Stored items:
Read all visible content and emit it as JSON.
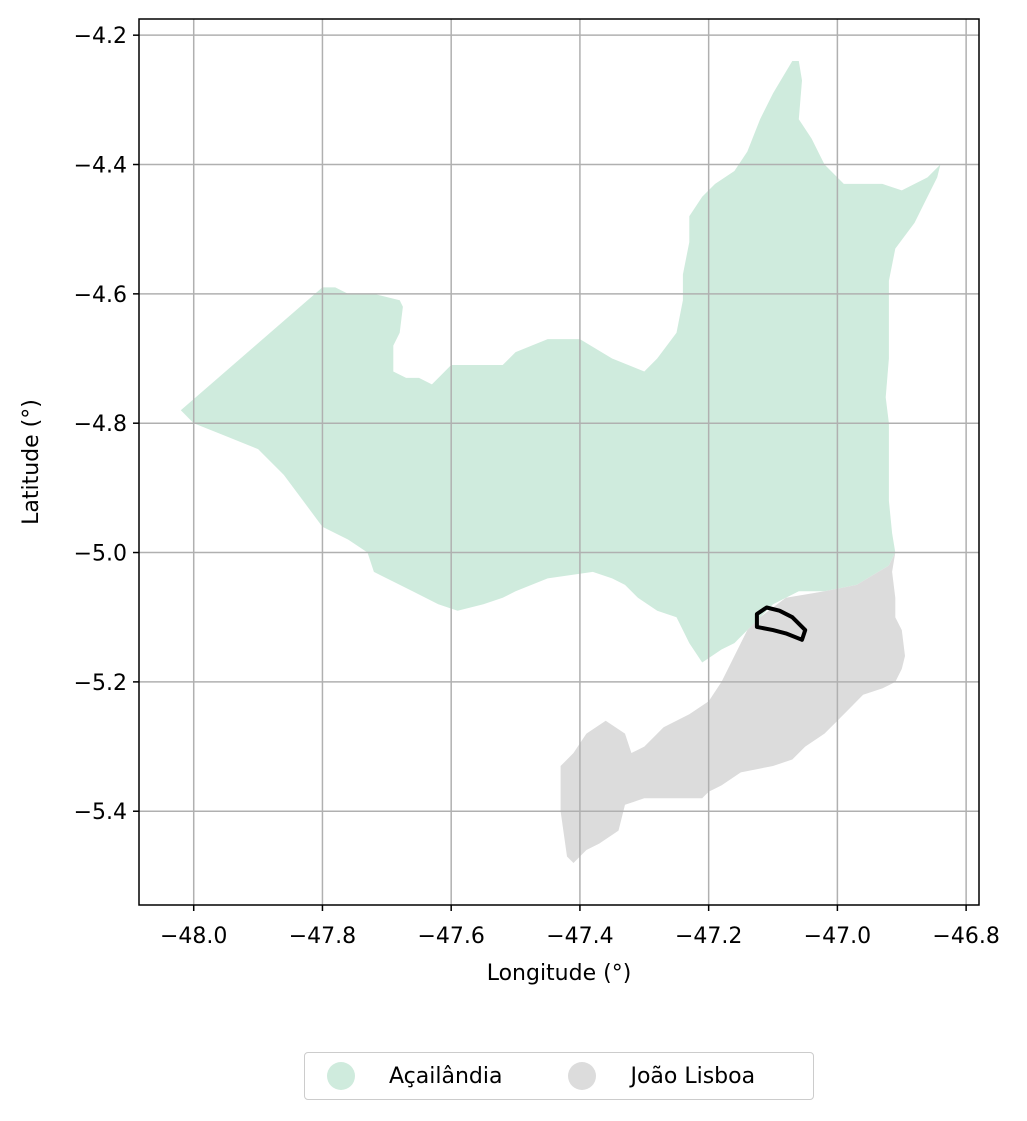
{
  "chart_data": {
    "type": "map",
    "title": "",
    "xlabel": "Longitude (°)",
    "ylabel": "Latitude (°)",
    "xlim": [
      -48.085,
      -46.78
    ],
    "ylim": [
      -5.545,
      -4.175
    ],
    "xticks": [
      -48.0,
      -47.8,
      -47.6,
      -47.4,
      -47.2,
      -47.0,
      -46.8
    ],
    "xtick_labels": [
      "−48.0",
      "−47.8",
      "−47.6",
      "−47.4",
      "−47.2",
      "−47.0",
      "−46.8"
    ],
    "yticks": [
      -4.2,
      -4.4,
      -4.6,
      -4.8,
      -5.0,
      -5.2,
      -5.4
    ],
    "ytick_labels": [
      "−4.2",
      "−4.4",
      "−4.6",
      "−4.8",
      "−5.0",
      "−5.2",
      "−5.4"
    ],
    "grid": true,
    "legend_position": "bottom-center",
    "regions": [
      {
        "name": "Açailândia",
        "color": "#cfebdd",
        "boundary": [
          [
            -48.02,
            -4.78
          ],
          [
            -47.8,
            -4.59
          ],
          [
            -47.78,
            -4.59
          ],
          [
            -47.76,
            -4.6
          ],
          [
            -47.72,
            -4.6
          ],
          [
            -47.68,
            -4.61
          ],
          [
            -47.675,
            -4.62
          ],
          [
            -47.68,
            -4.66
          ],
          [
            -47.69,
            -4.68
          ],
          [
            -47.69,
            -4.72
          ],
          [
            -47.67,
            -4.73
          ],
          [
            -47.65,
            -4.73
          ],
          [
            -47.63,
            -4.74
          ],
          [
            -47.6,
            -4.71
          ],
          [
            -47.56,
            -4.71
          ],
          [
            -47.52,
            -4.71
          ],
          [
            -47.5,
            -4.69
          ],
          [
            -47.45,
            -4.67
          ],
          [
            -47.4,
            -4.67
          ],
          [
            -47.35,
            -4.7
          ],
          [
            -47.3,
            -4.72
          ],
          [
            -47.28,
            -4.7
          ],
          [
            -47.25,
            -4.66
          ],
          [
            -47.24,
            -4.61
          ],
          [
            -47.24,
            -4.57
          ],
          [
            -47.23,
            -4.52
          ],
          [
            -47.23,
            -4.48
          ],
          [
            -47.21,
            -4.45
          ],
          [
            -47.19,
            -4.43
          ],
          [
            -47.16,
            -4.41
          ],
          [
            -47.14,
            -4.38
          ],
          [
            -47.12,
            -4.33
          ],
          [
            -47.1,
            -4.29
          ],
          [
            -47.07,
            -4.24
          ],
          [
            -47.06,
            -4.24
          ],
          [
            -47.055,
            -4.27
          ],
          [
            -47.06,
            -4.33
          ],
          [
            -47.04,
            -4.36
          ],
          [
            -47.02,
            -4.4
          ],
          [
            -46.99,
            -4.43
          ],
          [
            -46.96,
            -4.43
          ],
          [
            -46.93,
            -4.43
          ],
          [
            -46.9,
            -4.44
          ],
          [
            -46.86,
            -4.42
          ],
          [
            -46.84,
            -4.4
          ],
          [
            -46.845,
            -4.42
          ],
          [
            -46.86,
            -4.45
          ],
          [
            -46.88,
            -4.49
          ],
          [
            -46.91,
            -4.53
          ],
          [
            -46.92,
            -4.58
          ],
          [
            -46.92,
            -4.63
          ],
          [
            -46.92,
            -4.7
          ],
          [
            -46.925,
            -4.76
          ],
          [
            -46.92,
            -4.8
          ],
          [
            -46.92,
            -4.86
          ],
          [
            -46.92,
            -4.92
          ],
          [
            -46.915,
            -4.97
          ],
          [
            -46.91,
            -5.0
          ],
          [
            -46.92,
            -5.02
          ],
          [
            -46.97,
            -5.05
          ],
          [
            -47.02,
            -5.06
          ],
          [
            -47.06,
            -5.06
          ],
          [
            -47.1,
            -5.08
          ],
          [
            -47.13,
            -5.11
          ],
          [
            -47.16,
            -5.14
          ],
          [
            -47.18,
            -5.15
          ],
          [
            -47.21,
            -5.17
          ],
          [
            -47.23,
            -5.14
          ],
          [
            -47.25,
            -5.1
          ],
          [
            -47.28,
            -5.09
          ],
          [
            -47.31,
            -5.07
          ],
          [
            -47.33,
            -5.05
          ],
          [
            -47.35,
            -5.04
          ],
          [
            -47.38,
            -5.03
          ],
          [
            -47.45,
            -5.04
          ],
          [
            -47.5,
            -5.06
          ],
          [
            -47.52,
            -5.07
          ],
          [
            -47.55,
            -5.08
          ],
          [
            -47.59,
            -5.09
          ],
          [
            -47.62,
            -5.08
          ],
          [
            -47.66,
            -5.06
          ],
          [
            -47.7,
            -5.04
          ],
          [
            -47.72,
            -5.03
          ],
          [
            -47.73,
            -5.0
          ],
          [
            -47.76,
            -4.98
          ],
          [
            -47.8,
            -4.96
          ],
          [
            -47.83,
            -4.92
          ],
          [
            -47.86,
            -4.88
          ],
          [
            -47.9,
            -4.84
          ],
          [
            -47.95,
            -4.82
          ],
          [
            -48.0,
            -4.8
          ],
          [
            -48.02,
            -4.78
          ]
        ]
      },
      {
        "name": "João Lisboa",
        "color": "#dcdcdc",
        "boundary": [
          [
            -46.91,
            -5.0
          ],
          [
            -46.915,
            -5.03
          ],
          [
            -46.91,
            -5.07
          ],
          [
            -46.91,
            -5.1
          ],
          [
            -46.9,
            -5.12
          ],
          [
            -46.895,
            -5.16
          ],
          [
            -46.9,
            -5.18
          ],
          [
            -46.91,
            -5.2
          ],
          [
            -46.93,
            -5.21
          ],
          [
            -46.96,
            -5.22
          ],
          [
            -46.98,
            -5.24
          ],
          [
            -47.0,
            -5.26
          ],
          [
            -47.02,
            -5.28
          ],
          [
            -47.05,
            -5.3
          ],
          [
            -47.07,
            -5.32
          ],
          [
            -47.1,
            -5.33
          ],
          [
            -47.15,
            -5.34
          ],
          [
            -47.18,
            -5.36
          ],
          [
            -47.2,
            -5.37
          ],
          [
            -47.21,
            -5.38
          ],
          [
            -47.25,
            -5.38
          ],
          [
            -47.26,
            -5.38
          ],
          [
            -47.3,
            -5.38
          ],
          [
            -47.33,
            -5.39
          ],
          [
            -47.34,
            -5.43
          ],
          [
            -47.37,
            -5.45
          ],
          [
            -47.39,
            -5.46
          ],
          [
            -47.41,
            -5.48
          ],
          [
            -47.42,
            -5.47
          ],
          [
            -47.43,
            -5.4
          ],
          [
            -47.43,
            -5.33
          ],
          [
            -47.41,
            -5.31
          ],
          [
            -47.39,
            -5.28
          ],
          [
            -47.36,
            -5.26
          ],
          [
            -47.33,
            -5.28
          ],
          [
            -47.32,
            -5.31
          ],
          [
            -47.3,
            -5.3
          ],
          [
            -47.27,
            -5.27
          ],
          [
            -47.23,
            -5.25
          ],
          [
            -47.2,
            -5.23
          ],
          [
            -47.18,
            -5.2
          ],
          [
            -47.16,
            -5.16
          ],
          [
            -47.14,
            -5.12
          ],
          [
            -47.12,
            -5.1
          ],
          [
            -47.08,
            -5.07
          ],
          [
            -47.02,
            -5.06
          ],
          [
            -46.97,
            -5.05
          ],
          [
            -46.92,
            -5.02
          ],
          [
            -46.91,
            -5.0
          ]
        ]
      }
    ],
    "outlined_feature": {
      "color": "#000000",
      "boundary": [
        [
          -47.125,
          -5.095
        ],
        [
          -47.11,
          -5.085
        ],
        [
          -47.09,
          -5.09
        ],
        [
          -47.07,
          -5.1
        ],
        [
          -47.05,
          -5.12
        ],
        [
          -47.055,
          -5.135
        ],
        [
          -47.08,
          -5.125
        ],
        [
          -47.1,
          -5.12
        ],
        [
          -47.125,
          -5.115
        ],
        [
          -47.125,
          -5.095
        ]
      ]
    }
  },
  "legend": {
    "items": [
      {
        "label": "Açailândia",
        "color": "#cfebdd"
      },
      {
        "label": "João Lisboa",
        "color": "#dcdcdc"
      }
    ]
  }
}
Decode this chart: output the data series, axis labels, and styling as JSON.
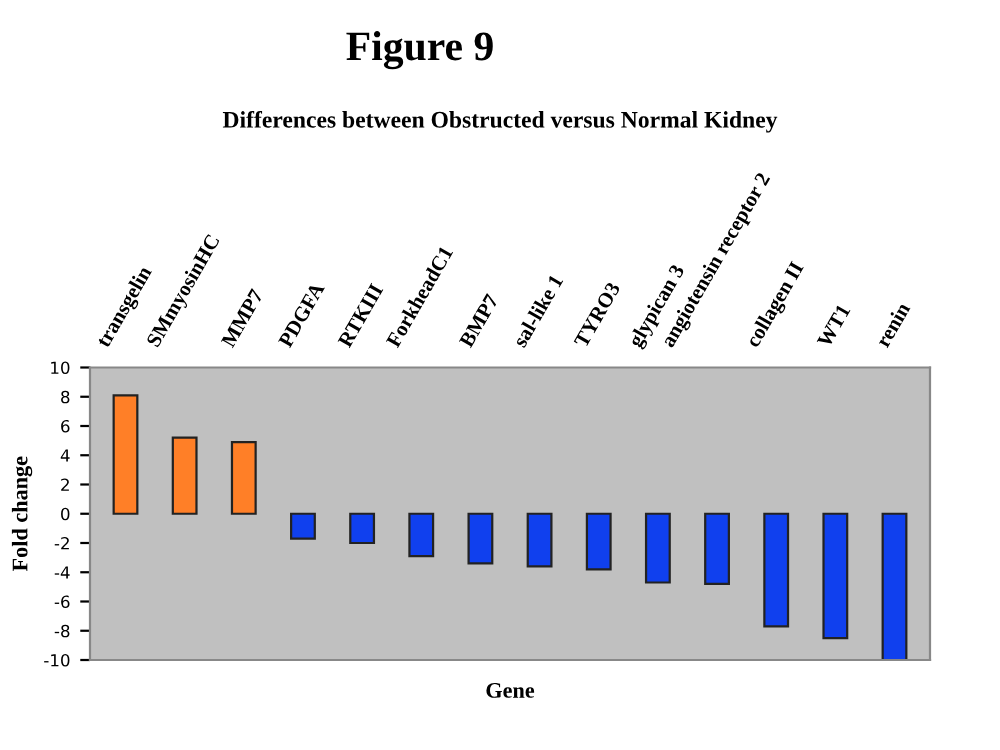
{
  "chart_data": {
    "type": "bar",
    "title": "Figure 9",
    "subtitle": "Differences between Obstructed versus Normal Kidney",
    "xlabel": "Gene",
    "ylabel": "Fold change",
    "categories": [
      "transgelin",
      "SMmyosinHC",
      "MMP7",
      "PDGFA",
      "RTKIII",
      "ForkheadC1",
      "BMP7",
      "sal-like 1",
      "TYRO3",
      "glypican 3",
      "angiotensin receptor 2",
      "collagen II",
      "WT1",
      "renin"
    ],
    "values": [
      8.1,
      5.2,
      4.9,
      -1.7,
      -2.0,
      -2.9,
      -3.4,
      -3.6,
      -3.8,
      -4.7,
      -4.8,
      -7.7,
      -8.5,
      -10
    ],
    "colors": [
      "#ff7f27",
      "#ff7f27",
      "#ff7f27",
      "#1040ee",
      "#1040ee",
      "#1040ee",
      "#1040ee",
      "#1040ee",
      "#1040ee",
      "#1040ee",
      "#1040ee",
      "#1040ee",
      "#1040ee",
      "#1040ee"
    ],
    "ylim": [
      -10,
      10
    ],
    "yticks": [
      -10,
      -8,
      -6,
      -4,
      -2,
      0,
      2,
      4,
      6,
      8,
      10
    ],
    "grid": false,
    "legend": false
  }
}
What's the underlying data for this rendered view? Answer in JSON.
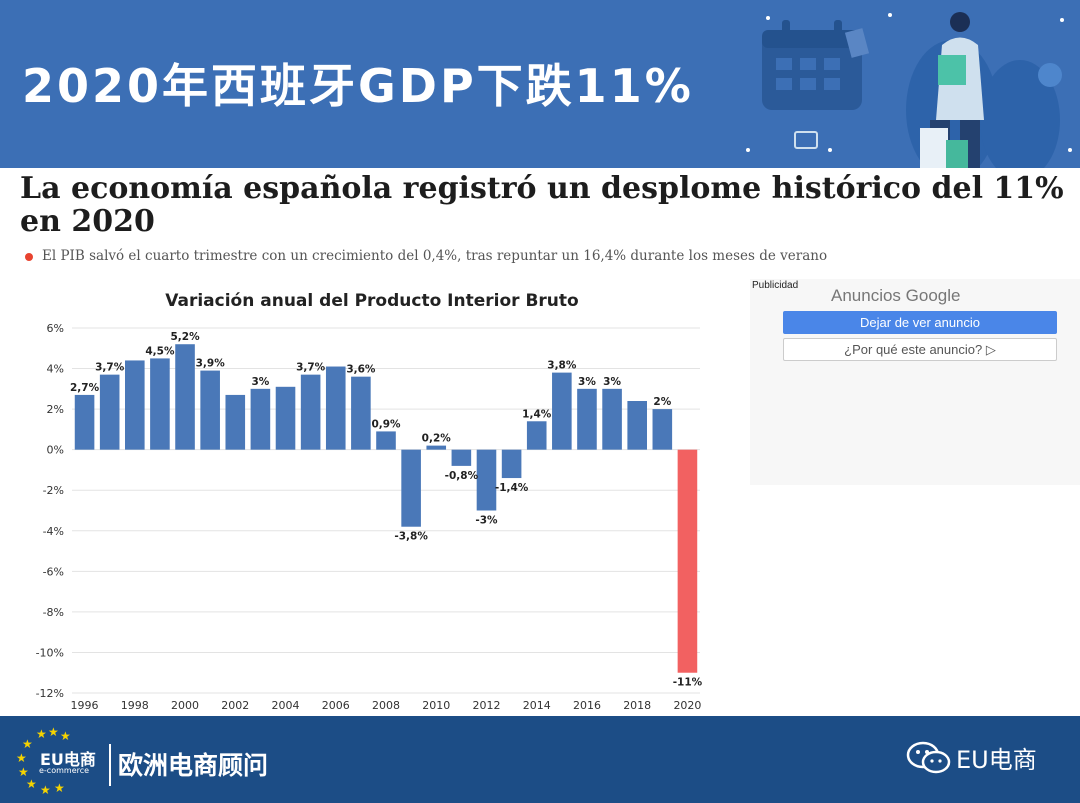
{
  "header": {
    "title": "2020年西班牙GDP下跌11%"
  },
  "article": {
    "headline": "La economía española registró un desplome histórico del 11% en 2020",
    "subhead": "El PIB salvó el cuarto trimestre con un crecimiento del 0,4%, tras repuntar un 16,4% durante los meses de verano"
  },
  "ad": {
    "publicidad": "Publicidad",
    "google": "Anuncios Google",
    "stop_label": "Dejar de ver anuncio",
    "why_label": "¿Por qué este anuncio? ▷"
  },
  "footer": {
    "logo_text": "EU电商",
    "logo_sub": "e-commerce",
    "brand": "欧洲电商顾问",
    "wechat_name": "EU电商"
  },
  "colors": {
    "bar": "#4a78b8",
    "highlight": "#f26161",
    "header": "#3c6fb5",
    "footer": "#1c4d86"
  },
  "chart_data": {
    "type": "bar",
    "title": "Variación anual del Producto Interior Bruto",
    "x": [
      1996,
      1997,
      1998,
      1999,
      2000,
      2001,
      2002,
      2003,
      2004,
      2005,
      2006,
      2007,
      2008,
      2009,
      2010,
      2011,
      2012,
      2013,
      2014,
      2015,
      2016,
      2017,
      2018,
      2019,
      2020
    ],
    "values": [
      2.7,
      3.7,
      4.4,
      4.5,
      5.2,
      3.9,
      2.7,
      3.0,
      3.1,
      3.7,
      4.1,
      3.6,
      0.9,
      -3.8,
      0.2,
      -0.8,
      -3.0,
      -1.4,
      1.4,
      3.8,
      3.0,
      3.0,
      2.4,
      2.0,
      -11.0
    ],
    "labels": [
      "2,7%",
      "3,7%",
      "",
      "4,5%",
      "5,2%",
      "3,9%",
      "",
      "3%",
      "",
      "3,7%",
      "",
      "3,6%",
      "0,9%",
      "-3,8%",
      "0,2%",
      "-0,8%",
      "-3%",
      "-1,4%",
      "1,4%",
      "3,8%",
      "3%",
      "3%",
      "",
      "2%",
      "-11%"
    ],
    "xticks": [
      "1996",
      "1998",
      "2000",
      "2002",
      "2004",
      "2006",
      "2008",
      "2010",
      "2012",
      "2014",
      "2016",
      "2018",
      "2020"
    ],
    "yticks": [
      "6%",
      "4%",
      "2%",
      "0%",
      "-2%",
      "-4%",
      "-6%",
      "-8%",
      "-10%",
      "-12%"
    ],
    "ylim": [
      -12,
      6
    ],
    "highlight_index": 24,
    "grid": true
  }
}
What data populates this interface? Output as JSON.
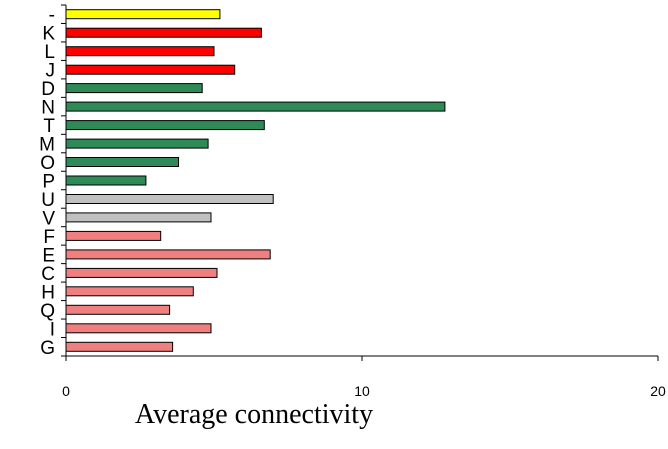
{
  "chart_data": {
    "type": "bar",
    "orientation": "horizontal",
    "title": "",
    "xlabel": "Average connectivity",
    "ylabel": "",
    "xlim": [
      0,
      20
    ],
    "xticks": [
      0,
      10,
      20
    ],
    "grid": false,
    "legend": "none",
    "categories": [
      "-",
      "K",
      "L",
      "J",
      "D",
      "N",
      "T",
      "M",
      "O",
      "P",
      "U",
      "V",
      "F",
      "E",
      "C",
      "H",
      "Q",
      "I",
      "G"
    ],
    "values": [
      5.2,
      6.6,
      5.0,
      5.7,
      4.6,
      12.8,
      6.7,
      4.8,
      3.8,
      2.7,
      7.0,
      4.9,
      3.2,
      6.9,
      5.1,
      4.3,
      3.5,
      4.9,
      3.6
    ],
    "colors": [
      "#ffff00",
      "#ff0000",
      "#ff0000",
      "#ff0000",
      "#2e8b57",
      "#2e8b57",
      "#2e8b57",
      "#2e8b57",
      "#2e8b57",
      "#2e8b57",
      "#c0c0c0",
      "#c0c0c0",
      "#f08080",
      "#f08080",
      "#f08080",
      "#f08080",
      "#f08080",
      "#f08080",
      "#f08080"
    ]
  }
}
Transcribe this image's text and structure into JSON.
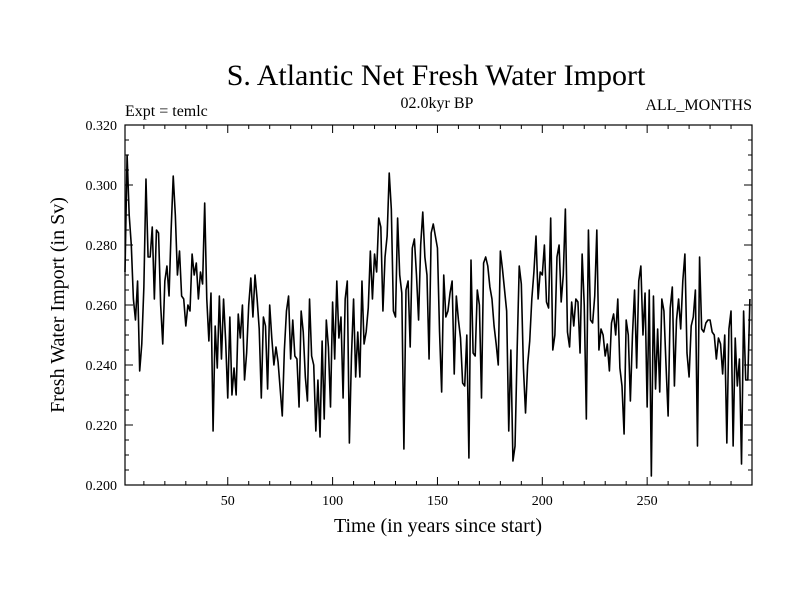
{
  "chart_data": {
    "type": "line",
    "title": "S. Atlantic Net Fresh Water Import",
    "subtitle_left": "Expt = temlc",
    "subtitle_center": "02.0kyr BP",
    "subtitle_right": "ALL_MONTHS",
    "xlabel": "Time (in years since start)",
    "ylabel": "Fresh Water Import (in Sv)",
    "xlim": [
      1,
      300
    ],
    "ylim": [
      0.2,
      0.32
    ],
    "x_ticks": [
      50,
      100,
      150,
      200,
      250
    ],
    "y_ticks": [
      0.2,
      0.22,
      0.24,
      0.26,
      0.28,
      0.3,
      0.32
    ],
    "x_tick_labels": [
      "50",
      "100",
      "150",
      "200",
      "250"
    ],
    "y_tick_labels": [
      "0.200",
      "0.220",
      "0.240",
      "0.260",
      "0.280",
      "0.300",
      "0.320"
    ],
    "line_color": "#000000",
    "series": [
      {
        "name": "Fresh Water Import",
        "x_start": 1,
        "x_step": 1,
        "values": [
          0.271,
          0.31,
          0.29,
          0.28,
          0.262,
          0.255,
          0.268,
          0.238,
          0.247,
          0.266,
          0.302,
          0.276,
          0.276,
          0.286,
          0.262,
          0.285,
          0.284,
          0.26,
          0.247,
          0.268,
          0.273,
          0.263,
          0.285,
          0.303,
          0.29,
          0.27,
          0.278,
          0.263,
          0.262,
          0.253,
          0.26,
          0.258,
          0.277,
          0.27,
          0.274,
          0.262,
          0.271,
          0.267,
          0.294,
          0.262,
          0.248,
          0.264,
          0.218,
          0.253,
          0.239,
          0.263,
          0.242,
          0.262,
          0.248,
          0.229,
          0.256,
          0.23,
          0.239,
          0.23,
          0.257,
          0.249,
          0.26,
          0.235,
          0.244,
          0.26,
          0.269,
          0.256,
          0.27,
          0.262,
          0.252,
          0.229,
          0.256,
          0.253,
          0.232,
          0.26,
          0.249,
          0.24,
          0.246,
          0.241,
          0.232,
          0.223,
          0.245,
          0.258,
          0.263,
          0.242,
          0.255,
          0.243,
          0.242,
          0.226,
          0.258,
          0.251,
          0.236,
          0.228,
          0.262,
          0.243,
          0.24,
          0.218,
          0.235,
          0.216,
          0.248,
          0.222,
          0.255,
          0.246,
          0.226,
          0.261,
          0.242,
          0.268,
          0.249,
          0.256,
          0.229,
          0.262,
          0.268,
          0.214,
          0.243,
          0.262,
          0.236,
          0.251,
          0.236,
          0.268,
          0.247,
          0.251,
          0.259,
          0.278,
          0.262,
          0.277,
          0.271,
          0.289,
          0.286,
          0.258,
          0.276,
          0.283,
          0.304,
          0.292,
          0.258,
          0.256,
          0.289,
          0.27,
          0.264,
          0.212,
          0.265,
          0.268,
          0.246,
          0.279,
          0.282,
          0.27,
          0.255,
          0.28,
          0.291,
          0.276,
          0.27,
          0.242,
          0.284,
          0.287,
          0.283,
          0.279,
          0.251,
          0.231,
          0.27,
          0.256,
          0.258,
          0.264,
          0.268,
          0.237,
          0.263,
          0.255,
          0.249,
          0.234,
          0.233,
          0.25,
          0.209,
          0.275,
          0.244,
          0.243,
          0.265,
          0.26,
          0.229,
          0.274,
          0.276,
          0.273,
          0.266,
          0.262,
          0.253,
          0.247,
          0.24,
          0.278,
          0.272,
          0.265,
          0.258,
          0.218,
          0.245,
          0.208,
          0.213,
          0.245,
          0.273,
          0.267,
          0.239,
          0.224,
          0.24,
          0.248,
          0.262,
          0.271,
          0.283,
          0.262,
          0.271,
          0.27,
          0.28,
          0.261,
          0.259,
          0.289,
          0.245,
          0.25,
          0.276,
          0.28,
          0.261,
          0.27,
          0.292,
          0.251,
          0.246,
          0.261,
          0.253,
          0.262,
          0.261,
          0.244,
          0.277,
          0.26,
          0.222,
          0.285,
          0.255,
          0.254,
          0.263,
          0.285,
          0.245,
          0.252,
          0.25,
          0.243,
          0.247,
          0.238,
          0.254,
          0.257,
          0.25,
          0.262,
          0.239,
          0.233,
          0.217,
          0.255,
          0.25,
          0.228,
          0.25,
          0.265,
          0.239,
          0.268,
          0.273,
          0.25,
          0.264,
          0.226,
          0.265,
          0.203,
          0.263,
          0.232,
          0.252,
          0.231,
          0.262,
          0.258,
          0.24,
          0.223,
          0.259,
          0.266,
          0.233,
          0.255,
          0.262,
          0.252,
          0.268,
          0.277,
          0.244,
          0.236,
          0.253,
          0.256,
          0.265,
          0.213,
          0.276,
          0.252,
          0.251,
          0.254,
          0.255,
          0.255,
          0.251,
          0.25,
          0.242,
          0.249,
          0.247,
          0.237,
          0.25,
          0.214,
          0.252,
          0.258,
          0.213,
          0.249,
          0.233,
          0.242,
          0.207,
          0.258,
          0.235,
          0.235,
          0.262
        ]
      }
    ]
  }
}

◆ What you should do ◆
Copy out all lines that carry the word "JSON".

◆ Exercise solution ◆
Read all visible content and emit it as JSON.
Decode this chart: output the data series, axis labels, and styling as JSON.
What's the underlying data for this rendered view? Answer in JSON.
What data populates this interface? Output as JSON.
Transcribe this image's text and structure into JSON.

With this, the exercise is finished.